Print the records again, character for character.

· · · · · · ·

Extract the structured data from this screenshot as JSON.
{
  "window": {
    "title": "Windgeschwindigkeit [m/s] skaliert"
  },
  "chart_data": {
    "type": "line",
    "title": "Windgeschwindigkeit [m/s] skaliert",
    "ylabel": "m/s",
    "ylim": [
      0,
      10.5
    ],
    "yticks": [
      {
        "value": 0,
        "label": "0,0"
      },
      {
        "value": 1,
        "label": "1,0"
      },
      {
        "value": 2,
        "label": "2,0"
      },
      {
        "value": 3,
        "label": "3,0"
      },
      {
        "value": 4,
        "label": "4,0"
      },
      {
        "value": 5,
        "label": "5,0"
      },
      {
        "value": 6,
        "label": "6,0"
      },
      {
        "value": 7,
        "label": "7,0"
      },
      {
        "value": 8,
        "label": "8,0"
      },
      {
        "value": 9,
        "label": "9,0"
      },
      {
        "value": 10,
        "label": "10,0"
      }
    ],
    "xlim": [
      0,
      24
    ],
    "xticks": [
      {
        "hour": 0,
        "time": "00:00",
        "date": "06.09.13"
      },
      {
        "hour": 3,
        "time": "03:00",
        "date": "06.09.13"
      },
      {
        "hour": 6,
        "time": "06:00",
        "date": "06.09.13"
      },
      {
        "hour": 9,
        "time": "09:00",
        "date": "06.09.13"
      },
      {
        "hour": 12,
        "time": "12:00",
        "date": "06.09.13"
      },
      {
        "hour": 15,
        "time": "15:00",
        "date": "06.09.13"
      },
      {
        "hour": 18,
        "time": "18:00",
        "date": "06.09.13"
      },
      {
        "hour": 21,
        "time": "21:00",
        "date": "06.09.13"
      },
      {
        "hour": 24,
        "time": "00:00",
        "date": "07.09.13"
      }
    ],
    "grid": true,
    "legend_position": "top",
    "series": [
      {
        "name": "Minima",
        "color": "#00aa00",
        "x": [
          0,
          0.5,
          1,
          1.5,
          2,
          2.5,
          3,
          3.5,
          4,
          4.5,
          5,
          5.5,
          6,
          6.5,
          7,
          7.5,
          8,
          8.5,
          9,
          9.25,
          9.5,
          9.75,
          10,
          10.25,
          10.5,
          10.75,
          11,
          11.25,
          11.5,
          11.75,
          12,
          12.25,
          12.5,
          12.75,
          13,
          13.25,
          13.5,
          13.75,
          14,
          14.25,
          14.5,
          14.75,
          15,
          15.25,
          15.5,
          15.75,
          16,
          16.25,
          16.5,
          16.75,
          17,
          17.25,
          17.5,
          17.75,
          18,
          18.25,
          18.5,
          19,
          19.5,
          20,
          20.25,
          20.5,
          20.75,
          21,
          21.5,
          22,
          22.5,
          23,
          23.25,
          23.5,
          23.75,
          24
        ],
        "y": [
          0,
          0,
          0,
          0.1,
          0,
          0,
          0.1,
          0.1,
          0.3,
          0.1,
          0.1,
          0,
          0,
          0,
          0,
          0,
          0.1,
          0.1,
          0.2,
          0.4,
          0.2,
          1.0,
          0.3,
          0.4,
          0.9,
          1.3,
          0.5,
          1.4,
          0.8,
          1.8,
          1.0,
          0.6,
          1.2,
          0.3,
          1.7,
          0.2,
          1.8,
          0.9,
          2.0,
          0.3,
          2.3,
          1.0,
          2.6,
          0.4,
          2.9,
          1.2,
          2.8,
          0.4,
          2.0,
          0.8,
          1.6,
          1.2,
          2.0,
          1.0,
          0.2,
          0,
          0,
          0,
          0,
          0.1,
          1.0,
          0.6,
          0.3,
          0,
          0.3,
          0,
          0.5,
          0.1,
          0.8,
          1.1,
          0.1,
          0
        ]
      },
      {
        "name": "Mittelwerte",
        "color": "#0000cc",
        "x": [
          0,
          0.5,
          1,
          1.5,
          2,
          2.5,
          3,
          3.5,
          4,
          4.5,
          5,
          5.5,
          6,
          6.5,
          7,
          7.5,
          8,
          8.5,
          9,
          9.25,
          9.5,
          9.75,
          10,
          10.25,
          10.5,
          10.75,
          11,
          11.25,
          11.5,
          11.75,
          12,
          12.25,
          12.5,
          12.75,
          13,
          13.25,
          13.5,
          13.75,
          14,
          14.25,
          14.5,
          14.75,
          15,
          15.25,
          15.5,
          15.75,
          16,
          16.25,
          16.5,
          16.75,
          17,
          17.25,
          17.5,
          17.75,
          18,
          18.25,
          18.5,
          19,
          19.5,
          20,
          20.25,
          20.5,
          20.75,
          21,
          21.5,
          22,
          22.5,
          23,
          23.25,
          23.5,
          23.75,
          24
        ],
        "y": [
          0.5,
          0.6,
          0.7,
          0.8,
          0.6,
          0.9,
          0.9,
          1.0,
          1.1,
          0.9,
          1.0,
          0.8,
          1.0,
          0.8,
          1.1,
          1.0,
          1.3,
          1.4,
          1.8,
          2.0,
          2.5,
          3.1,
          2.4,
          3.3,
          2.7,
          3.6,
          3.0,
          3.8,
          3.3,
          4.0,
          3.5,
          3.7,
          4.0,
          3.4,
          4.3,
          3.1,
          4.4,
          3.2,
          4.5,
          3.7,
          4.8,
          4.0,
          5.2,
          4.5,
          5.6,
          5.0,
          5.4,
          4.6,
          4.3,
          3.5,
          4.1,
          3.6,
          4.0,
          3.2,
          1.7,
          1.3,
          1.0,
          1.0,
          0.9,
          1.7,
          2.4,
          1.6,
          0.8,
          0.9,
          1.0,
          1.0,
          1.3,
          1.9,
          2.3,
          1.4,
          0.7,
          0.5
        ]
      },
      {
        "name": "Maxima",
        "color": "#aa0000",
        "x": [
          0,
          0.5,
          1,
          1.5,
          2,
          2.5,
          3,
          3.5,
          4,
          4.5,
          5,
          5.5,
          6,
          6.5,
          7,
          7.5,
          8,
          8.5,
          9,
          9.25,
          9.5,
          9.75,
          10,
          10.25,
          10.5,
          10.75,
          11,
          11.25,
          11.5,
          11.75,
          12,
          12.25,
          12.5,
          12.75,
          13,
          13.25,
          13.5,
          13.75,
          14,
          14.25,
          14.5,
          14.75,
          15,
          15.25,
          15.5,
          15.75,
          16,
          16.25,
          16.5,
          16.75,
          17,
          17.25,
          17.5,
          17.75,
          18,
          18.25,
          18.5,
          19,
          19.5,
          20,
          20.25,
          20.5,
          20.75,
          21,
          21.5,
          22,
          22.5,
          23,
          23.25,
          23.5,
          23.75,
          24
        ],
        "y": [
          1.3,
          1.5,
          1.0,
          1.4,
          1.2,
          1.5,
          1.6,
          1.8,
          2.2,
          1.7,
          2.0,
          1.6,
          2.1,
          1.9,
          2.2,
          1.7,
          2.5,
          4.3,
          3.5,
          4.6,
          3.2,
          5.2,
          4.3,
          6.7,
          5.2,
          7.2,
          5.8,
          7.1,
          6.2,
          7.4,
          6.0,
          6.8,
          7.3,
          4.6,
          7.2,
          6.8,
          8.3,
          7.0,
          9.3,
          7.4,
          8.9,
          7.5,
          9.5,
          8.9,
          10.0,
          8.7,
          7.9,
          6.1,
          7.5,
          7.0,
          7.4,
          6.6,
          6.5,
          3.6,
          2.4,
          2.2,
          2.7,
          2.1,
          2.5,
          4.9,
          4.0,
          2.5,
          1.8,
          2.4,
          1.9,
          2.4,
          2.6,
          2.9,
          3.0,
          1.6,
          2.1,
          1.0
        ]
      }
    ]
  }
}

· · · · · · ·

- _WORKED SOLUTION_:
Extract the structured data from this screenshot as JSON.
{
  "window": {
    "title": "Windgeschwindigkeit [m/s] skaliert"
  },
  "chart_data": {
    "type": "line",
    "title": "Windgeschwindigkeit [m/s] skaliert",
    "ylabel": "m/s",
    "ylim": [
      0,
      10.5
    ],
    "yticks": [
      {
        "value": 0,
        "label": "0,0"
      },
      {
        "value": 1,
        "label": "1,0"
      },
      {
        "value": 2,
        "label": "2,0"
      },
      {
        "value": 3,
        "label": "3,0"
      },
      {
        "value": 4,
        "label": "4,0"
      },
      {
        "value": 5,
        "label": "5,0"
      },
      {
        "value": 6,
        "label": "6,0"
      },
      {
        "value": 7,
        "label": "7,0"
      },
      {
        "value": 8,
        "label": "8,0"
      },
      {
        "value": 9,
        "label": "9,0"
      },
      {
        "value": 10,
        "label": "10,0"
      }
    ],
    "xlim": [
      0,
      24
    ],
    "xticks": [
      {
        "hour": 0,
        "time": "00:00",
        "date": "06.09.13"
      },
      {
        "hour": 3,
        "time": "03:00",
        "date": "06.09.13"
      },
      {
        "hour": 6,
        "time": "06:00",
        "date": "06.09.13"
      },
      {
        "hour": 9,
        "time": "09:00",
        "date": "06.09.13"
      },
      {
        "hour": 12,
        "time": "12:00",
        "date": "06.09.13"
      },
      {
        "hour": 15,
        "time": "15:00",
        "date": "06.09.13"
      },
      {
        "hour": 18,
        "time": "18:00",
        "date": "06.09.13"
      },
      {
        "hour": 21,
        "time": "21:00",
        "date": "06.09.13"
      },
      {
        "hour": 24,
        "time": "00:00",
        "date": "07.09.13"
      }
    ],
    "grid": true,
    "legend_position": "top",
    "series": [
      {
        "name": "Minima",
        "color": "#00aa00",
        "x": [
          0,
          0.5,
          1,
          1.5,
          2,
          2.5,
          3,
          3.5,
          4,
          4.5,
          5,
          5.5,
          6,
          6.5,
          7,
          7.5,
          8,
          8.5,
          9,
          9.25,
          9.5,
          9.75,
          10,
          10.25,
          10.5,
          10.75,
          11,
          11.25,
          11.5,
          11.75,
          12,
          12.25,
          12.5,
          12.75,
          13,
          13.25,
          13.5,
          13.75,
          14,
          14.25,
          14.5,
          14.75,
          15,
          15.25,
          15.5,
          15.75,
          16,
          16.25,
          16.5,
          16.75,
          17,
          17.25,
          17.5,
          17.75,
          18,
          18.25,
          18.5,
          19,
          19.5,
          20,
          20.25,
          20.5,
          20.75,
          21,
          21.5,
          22,
          22.5,
          23,
          23.25,
          23.5,
          23.75,
          24
        ],
        "y": [
          0,
          0,
          0,
          0.1,
          0,
          0,
          0.1,
          0.1,
          0.3,
          0.1,
          0.1,
          0,
          0,
          0,
          0,
          0,
          0.1,
          0.1,
          0.2,
          0.4,
          0.2,
          1.0,
          0.3,
          0.4,
          0.9,
          1.3,
          0.5,
          1.4,
          0.8,
          1.8,
          1.0,
          0.6,
          1.2,
          0.3,
          1.7,
          0.2,
          1.8,
          0.9,
          2.0,
          0.3,
          2.3,
          1.0,
          2.6,
          0.4,
          2.9,
          1.2,
          2.8,
          0.4,
          2.0,
          0.8,
          1.6,
          1.2,
          2.0,
          1.0,
          0.2,
          0,
          0,
          0,
          0,
          0.1,
          1.0,
          0.6,
          0.3,
          0,
          0.3,
          0,
          0.5,
          0.1,
          0.8,
          1.1,
          0.1,
          0
        ]
      },
      {
        "name": "Mittelwerte",
        "color": "#0000cc",
        "x": [
          0,
          0.5,
          1,
          1.5,
          2,
          2.5,
          3,
          3.5,
          4,
          4.5,
          5,
          5.5,
          6,
          6.5,
          7,
          7.5,
          8,
          8.5,
          9,
          9.25,
          9.5,
          9.75,
          10,
          10.25,
          10.5,
          10.75,
          11,
          11.25,
          11.5,
          11.75,
          12,
          12.25,
          12.5,
          12.75,
          13,
          13.25,
          13.5,
          13.75,
          14,
          14.25,
          14.5,
          14.75,
          15,
          15.25,
          15.5,
          15.75,
          16,
          16.25,
          16.5,
          16.75,
          17,
          17.25,
          17.5,
          17.75,
          18,
          18.25,
          18.5,
          19,
          19.5,
          20,
          20.25,
          20.5,
          20.75,
          21,
          21.5,
          22,
          22.5,
          23,
          23.25,
          23.5,
          23.75,
          24
        ],
        "y": [
          0.5,
          0.6,
          0.7,
          0.8,
          0.6,
          0.9,
          0.9,
          1.0,
          1.1,
          0.9,
          1.0,
          0.8,
          1.0,
          0.8,
          1.1,
          1.0,
          1.3,
          1.4,
          1.8,
          2.0,
          2.5,
          3.1,
          2.4,
          3.3,
          2.7,
          3.6,
          3.0,
          3.8,
          3.3,
          4.0,
          3.5,
          3.7,
          4.0,
          3.4,
          4.3,
          3.1,
          4.4,
          3.2,
          4.5,
          3.7,
          4.8,
          4.0,
          5.2,
          4.5,
          5.6,
          5.0,
          5.4,
          4.6,
          4.3,
          3.5,
          4.1,
          3.6,
          4.0,
          3.2,
          1.7,
          1.3,
          1.0,
          1.0,
          0.9,
          1.7,
          2.4,
          1.6,
          0.8,
          0.9,
          1.0,
          1.0,
          1.3,
          1.9,
          2.3,
          1.4,
          0.7,
          0.5
        ]
      },
      {
        "name": "Maxima",
        "color": "#aa0000",
        "x": [
          0,
          0.5,
          1,
          1.5,
          2,
          2.5,
          3,
          3.5,
          4,
          4.5,
          5,
          5.5,
          6,
          6.5,
          7,
          7.5,
          8,
          8.5,
          9,
          9.25,
          9.5,
          9.75,
          10,
          10.25,
          10.5,
          10.75,
          11,
          11.25,
          11.5,
          11.75,
          12,
          12.25,
          12.5,
          12.75,
          13,
          13.25,
          13.5,
          13.75,
          14,
          14.25,
          14.5,
          14.75,
          15,
          15.25,
          15.5,
          15.75,
          16,
          16.25,
          16.5,
          16.75,
          17,
          17.25,
          17.5,
          17.75,
          18,
          18.25,
          18.5,
          19,
          19.5,
          20,
          20.25,
          20.5,
          20.75,
          21,
          21.5,
          22,
          22.5,
          23,
          23.25,
          23.5,
          23.75,
          24
        ],
        "y": [
          1.3,
          1.5,
          1.0,
          1.4,
          1.2,
          1.5,
          1.6,
          1.8,
          2.2,
          1.7,
          2.0,
          1.6,
          2.1,
          1.9,
          2.2,
          1.7,
          2.5,
          4.3,
          3.5,
          4.6,
          3.2,
          5.2,
          4.3,
          6.7,
          5.2,
          7.2,
          5.8,
          7.1,
          6.2,
          7.4,
          6.0,
          6.8,
          7.3,
          4.6,
          7.2,
          6.8,
          8.3,
          7.0,
          9.3,
          7.4,
          8.9,
          7.5,
          9.5,
          8.9,
          10.0,
          8.7,
          7.9,
          6.1,
          7.5,
          7.0,
          7.4,
          6.6,
          6.5,
          3.6,
          2.4,
          2.2,
          2.7,
          2.1,
          2.5,
          4.9,
          4.0,
          2.5,
          1.8,
          2.4,
          1.9,
          2.4,
          2.6,
          2.9,
          3.0,
          1.6,
          2.1,
          1.0
        ]
      }
    ]
  }
}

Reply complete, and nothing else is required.